STATED GOAL: Will you give every entry again exactly as it stands?

• • • • • • •

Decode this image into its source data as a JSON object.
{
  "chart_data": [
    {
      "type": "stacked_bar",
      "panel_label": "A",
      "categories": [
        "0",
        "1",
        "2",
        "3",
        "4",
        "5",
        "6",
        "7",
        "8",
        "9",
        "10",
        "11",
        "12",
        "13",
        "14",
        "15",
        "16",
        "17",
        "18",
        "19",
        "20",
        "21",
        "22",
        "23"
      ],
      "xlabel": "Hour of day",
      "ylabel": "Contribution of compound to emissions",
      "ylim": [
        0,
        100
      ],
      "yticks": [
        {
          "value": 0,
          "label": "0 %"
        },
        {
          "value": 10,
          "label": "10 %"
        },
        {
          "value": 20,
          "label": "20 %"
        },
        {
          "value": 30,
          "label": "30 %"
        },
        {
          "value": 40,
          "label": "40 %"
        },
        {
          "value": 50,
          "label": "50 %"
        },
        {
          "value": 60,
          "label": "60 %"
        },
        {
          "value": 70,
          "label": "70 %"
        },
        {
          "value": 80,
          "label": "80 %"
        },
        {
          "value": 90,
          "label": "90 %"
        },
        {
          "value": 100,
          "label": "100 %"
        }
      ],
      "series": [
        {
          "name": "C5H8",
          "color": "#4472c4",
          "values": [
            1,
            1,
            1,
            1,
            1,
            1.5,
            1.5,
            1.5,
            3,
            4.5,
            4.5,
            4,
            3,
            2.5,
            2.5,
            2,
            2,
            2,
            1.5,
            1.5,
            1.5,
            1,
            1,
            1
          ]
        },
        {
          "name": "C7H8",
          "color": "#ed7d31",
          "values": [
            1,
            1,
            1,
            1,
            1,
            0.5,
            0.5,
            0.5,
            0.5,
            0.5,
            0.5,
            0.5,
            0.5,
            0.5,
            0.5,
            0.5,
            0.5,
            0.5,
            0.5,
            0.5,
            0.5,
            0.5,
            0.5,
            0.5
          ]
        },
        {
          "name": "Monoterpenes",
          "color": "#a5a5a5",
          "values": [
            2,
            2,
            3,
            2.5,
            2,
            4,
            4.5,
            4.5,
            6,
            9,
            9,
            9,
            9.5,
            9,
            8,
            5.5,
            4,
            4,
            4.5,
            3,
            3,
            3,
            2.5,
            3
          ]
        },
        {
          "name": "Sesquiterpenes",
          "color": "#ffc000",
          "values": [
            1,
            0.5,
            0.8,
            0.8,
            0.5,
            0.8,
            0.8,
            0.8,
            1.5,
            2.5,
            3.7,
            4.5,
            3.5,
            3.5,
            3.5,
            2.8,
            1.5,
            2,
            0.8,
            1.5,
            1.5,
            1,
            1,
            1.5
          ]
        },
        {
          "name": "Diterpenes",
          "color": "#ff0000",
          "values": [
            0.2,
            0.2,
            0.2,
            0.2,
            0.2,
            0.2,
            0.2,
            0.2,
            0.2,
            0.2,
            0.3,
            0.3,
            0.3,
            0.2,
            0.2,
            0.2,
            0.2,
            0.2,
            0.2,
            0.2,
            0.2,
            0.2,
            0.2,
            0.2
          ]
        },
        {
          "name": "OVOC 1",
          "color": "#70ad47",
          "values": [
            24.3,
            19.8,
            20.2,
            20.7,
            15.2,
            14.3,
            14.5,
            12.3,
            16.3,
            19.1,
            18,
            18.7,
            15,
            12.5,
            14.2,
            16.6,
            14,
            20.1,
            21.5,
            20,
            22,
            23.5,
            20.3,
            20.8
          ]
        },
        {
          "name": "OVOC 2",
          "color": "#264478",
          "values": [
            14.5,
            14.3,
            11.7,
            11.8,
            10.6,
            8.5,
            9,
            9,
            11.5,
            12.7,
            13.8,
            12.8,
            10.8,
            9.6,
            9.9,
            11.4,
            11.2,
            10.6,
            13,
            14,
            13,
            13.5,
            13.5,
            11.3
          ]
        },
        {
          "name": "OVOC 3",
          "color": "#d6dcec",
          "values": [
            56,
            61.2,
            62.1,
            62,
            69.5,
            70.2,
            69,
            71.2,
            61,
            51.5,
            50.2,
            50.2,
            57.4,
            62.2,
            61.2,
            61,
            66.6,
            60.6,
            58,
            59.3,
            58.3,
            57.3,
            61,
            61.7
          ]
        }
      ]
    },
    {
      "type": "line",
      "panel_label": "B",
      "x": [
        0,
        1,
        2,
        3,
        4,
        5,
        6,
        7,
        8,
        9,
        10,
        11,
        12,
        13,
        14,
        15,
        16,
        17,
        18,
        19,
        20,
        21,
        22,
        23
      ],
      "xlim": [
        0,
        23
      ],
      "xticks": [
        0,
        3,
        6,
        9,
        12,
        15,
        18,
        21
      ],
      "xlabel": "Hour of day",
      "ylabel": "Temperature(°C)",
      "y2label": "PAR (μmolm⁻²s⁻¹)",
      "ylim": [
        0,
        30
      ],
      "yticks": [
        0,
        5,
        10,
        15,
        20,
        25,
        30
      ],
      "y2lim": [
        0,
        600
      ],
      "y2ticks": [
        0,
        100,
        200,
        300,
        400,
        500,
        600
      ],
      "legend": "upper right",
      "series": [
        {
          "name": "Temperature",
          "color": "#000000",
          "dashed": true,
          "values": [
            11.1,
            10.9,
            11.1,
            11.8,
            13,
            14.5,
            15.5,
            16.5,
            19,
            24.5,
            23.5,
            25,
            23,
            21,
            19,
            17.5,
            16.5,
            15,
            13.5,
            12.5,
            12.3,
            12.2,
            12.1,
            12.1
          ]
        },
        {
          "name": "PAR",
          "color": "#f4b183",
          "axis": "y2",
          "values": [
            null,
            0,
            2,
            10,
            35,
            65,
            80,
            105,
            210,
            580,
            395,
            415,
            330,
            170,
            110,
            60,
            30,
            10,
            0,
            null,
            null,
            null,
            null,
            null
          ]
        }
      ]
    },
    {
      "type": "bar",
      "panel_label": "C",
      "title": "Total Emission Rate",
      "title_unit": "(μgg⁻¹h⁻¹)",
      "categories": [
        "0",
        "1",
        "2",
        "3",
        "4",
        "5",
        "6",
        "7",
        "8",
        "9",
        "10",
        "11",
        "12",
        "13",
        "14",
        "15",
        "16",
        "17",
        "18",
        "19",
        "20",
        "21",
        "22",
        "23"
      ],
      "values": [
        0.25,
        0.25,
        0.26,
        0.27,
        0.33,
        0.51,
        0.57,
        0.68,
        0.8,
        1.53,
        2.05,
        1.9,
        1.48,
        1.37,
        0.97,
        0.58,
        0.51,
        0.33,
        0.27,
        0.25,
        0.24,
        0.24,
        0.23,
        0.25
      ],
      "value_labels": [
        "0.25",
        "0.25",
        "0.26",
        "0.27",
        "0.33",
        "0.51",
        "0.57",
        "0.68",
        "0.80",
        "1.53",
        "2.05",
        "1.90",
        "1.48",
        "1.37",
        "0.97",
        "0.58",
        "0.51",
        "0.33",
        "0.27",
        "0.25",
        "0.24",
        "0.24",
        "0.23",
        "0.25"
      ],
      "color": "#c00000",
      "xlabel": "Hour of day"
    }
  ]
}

• • • • • • •

ANSWER:
Decode this image into its source data as a JSON object.
{
  "chart_data": [
    {
      "type": "stacked_bar",
      "panel_label": "A",
      "categories": [
        "0",
        "1",
        "2",
        "3",
        "4",
        "5",
        "6",
        "7",
        "8",
        "9",
        "10",
        "11",
        "12",
        "13",
        "14",
        "15",
        "16",
        "17",
        "18",
        "19",
        "20",
        "21",
        "22",
        "23"
      ],
      "xlabel": "Hour of day",
      "ylabel": "Contribution of compound to emissions",
      "ylim": [
        0,
        100
      ],
      "yticks": [
        {
          "value": 0,
          "label": "0 %"
        },
        {
          "value": 10,
          "label": "10 %"
        },
        {
          "value": 20,
          "label": "20 %"
        },
        {
          "value": 30,
          "label": "30 %"
        },
        {
          "value": 40,
          "label": "40 %"
        },
        {
          "value": 50,
          "label": "50 %"
        },
        {
          "value": 60,
          "label": "60 %"
        },
        {
          "value": 70,
          "label": "70 %"
        },
        {
          "value": 80,
          "label": "80 %"
        },
        {
          "value": 90,
          "label": "90 %"
        },
        {
          "value": 100,
          "label": "100 %"
        }
      ],
      "series": [
        {
          "name": "C5H8",
          "color": "#4472c4",
          "values": [
            1,
            1,
            1,
            1,
            1,
            1.5,
            1.5,
            1.5,
            3,
            4.5,
            4.5,
            4,
            3,
            2.5,
            2.5,
            2,
            2,
            2,
            1.5,
            1.5,
            1.5,
            1,
            1,
            1
          ]
        },
        {
          "name": "C7H8",
          "color": "#ed7d31",
          "values": [
            1,
            1,
            1,
            1,
            1,
            0.5,
            0.5,
            0.5,
            0.5,
            0.5,
            0.5,
            0.5,
            0.5,
            0.5,
            0.5,
            0.5,
            0.5,
            0.5,
            0.5,
            0.5,
            0.5,
            0.5,
            0.5,
            0.5
          ]
        },
        {
          "name": "Monoterpenes",
          "color": "#a5a5a5",
          "values": [
            2,
            2,
            3,
            2.5,
            2,
            4,
            4.5,
            4.5,
            6,
            9,
            9,
            9,
            9.5,
            9,
            8,
            5.5,
            4,
            4,
            4.5,
            3,
            3,
            3,
            2.5,
            3
          ]
        },
        {
          "name": "Sesquiterpenes",
          "color": "#ffc000",
          "values": [
            1,
            0.5,
            0.8,
            0.8,
            0.5,
            0.8,
            0.8,
            0.8,
            1.5,
            2.5,
            3.7,
            4.5,
            3.5,
            3.5,
            3.5,
            2.8,
            1.5,
            2,
            0.8,
            1.5,
            1.5,
            1,
            1,
            1.5
          ]
        },
        {
          "name": "Diterpenes",
          "color": "#ff0000",
          "values": [
            0.2,
            0.2,
            0.2,
            0.2,
            0.2,
            0.2,
            0.2,
            0.2,
            0.2,
            0.2,
            0.3,
            0.3,
            0.3,
            0.2,
            0.2,
            0.2,
            0.2,
            0.2,
            0.2,
            0.2,
            0.2,
            0.2,
            0.2,
            0.2
          ]
        },
        {
          "name": "OVOC 1",
          "color": "#70ad47",
          "values": [
            24.3,
            19.8,
            20.2,
            20.7,
            15.2,
            14.3,
            14.5,
            12.3,
            16.3,
            19.1,
            18,
            18.7,
            15,
            12.5,
            14.2,
            16.6,
            14,
            20.1,
            21.5,
            20,
            22,
            23.5,
            20.3,
            20.8
          ]
        },
        {
          "name": "OVOC 2",
          "color": "#264478",
          "values": [
            14.5,
            14.3,
            11.7,
            11.8,
            10.6,
            8.5,
            9,
            9,
            11.5,
            12.7,
            13.8,
            12.8,
            10.8,
            9.6,
            9.9,
            11.4,
            11.2,
            10.6,
            13,
            14,
            13,
            13.5,
            13.5,
            11.3
          ]
        },
        {
          "name": "OVOC 3",
          "color": "#d6dcec",
          "values": [
            56,
            61.2,
            62.1,
            62,
            69.5,
            70.2,
            69,
            71.2,
            61,
            51.5,
            50.2,
            50.2,
            57.4,
            62.2,
            61.2,
            61,
            66.6,
            60.6,
            58,
            59.3,
            58.3,
            57.3,
            61,
            61.7
          ]
        }
      ]
    },
    {
      "type": "line",
      "panel_label": "B",
      "x": [
        0,
        1,
        2,
        3,
        4,
        5,
        6,
        7,
        8,
        9,
        10,
        11,
        12,
        13,
        14,
        15,
        16,
        17,
        18,
        19,
        20,
        21,
        22,
        23
      ],
      "xlim": [
        0,
        23
      ],
      "xticks": [
        0,
        3,
        6,
        9,
        12,
        15,
        18,
        21
      ],
      "xlabel": "Hour of day",
      "ylabel": "Temperature(°C)",
      "y2label": "PAR (μmolm⁻²s⁻¹)",
      "ylim": [
        0,
        30
      ],
      "yticks": [
        0,
        5,
        10,
        15,
        20,
        25,
        30
      ],
      "y2lim": [
        0,
        600
      ],
      "y2ticks": [
        0,
        100,
        200,
        300,
        400,
        500,
        600
      ],
      "legend": "upper right",
      "series": [
        {
          "name": "Temperature",
          "color": "#000000",
          "dashed": true,
          "values": [
            11.1,
            10.9,
            11.1,
            11.8,
            13,
            14.5,
            15.5,
            16.5,
            19,
            24.5,
            23.5,
            25,
            23,
            21,
            19,
            17.5,
            16.5,
            15,
            13.5,
            12.5,
            12.3,
            12.2,
            12.1,
            12.1
          ]
        },
        {
          "name": "PAR",
          "color": "#f4b183",
          "axis": "y2",
          "values": [
            null,
            0,
            2,
            10,
            35,
            65,
            80,
            105,
            210,
            580,
            395,
            415,
            330,
            170,
            110,
            60,
            30,
            10,
            0,
            null,
            null,
            null,
            null,
            null
          ]
        }
      ]
    },
    {
      "type": "bar",
      "panel_label": "C",
      "title": "Total Emission Rate",
      "title_unit": "(μgg⁻¹h⁻¹)",
      "categories": [
        "0",
        "1",
        "2",
        "3",
        "4",
        "5",
        "6",
        "7",
        "8",
        "9",
        "10",
        "11",
        "12",
        "13",
        "14",
        "15",
        "16",
        "17",
        "18",
        "19",
        "20",
        "21",
        "22",
        "23"
      ],
      "values": [
        0.25,
        0.25,
        0.26,
        0.27,
        0.33,
        0.51,
        0.57,
        0.68,
        0.8,
        1.53,
        2.05,
        1.9,
        1.48,
        1.37,
        0.97,
        0.58,
        0.51,
        0.33,
        0.27,
        0.25,
        0.24,
        0.24,
        0.23,
        0.25
      ],
      "value_labels": [
        "0.25",
        "0.25",
        "0.26",
        "0.27",
        "0.33",
        "0.51",
        "0.57",
        "0.68",
        "0.80",
        "1.53",
        "2.05",
        "1.90",
        "1.48",
        "1.37",
        "0.97",
        "0.58",
        "0.51",
        "0.33",
        "0.27",
        "0.25",
        "0.24",
        "0.24",
        "0.23",
        "0.25"
      ],
      "color": "#c00000",
      "xlabel": "Hour of day"
    }
  ]
}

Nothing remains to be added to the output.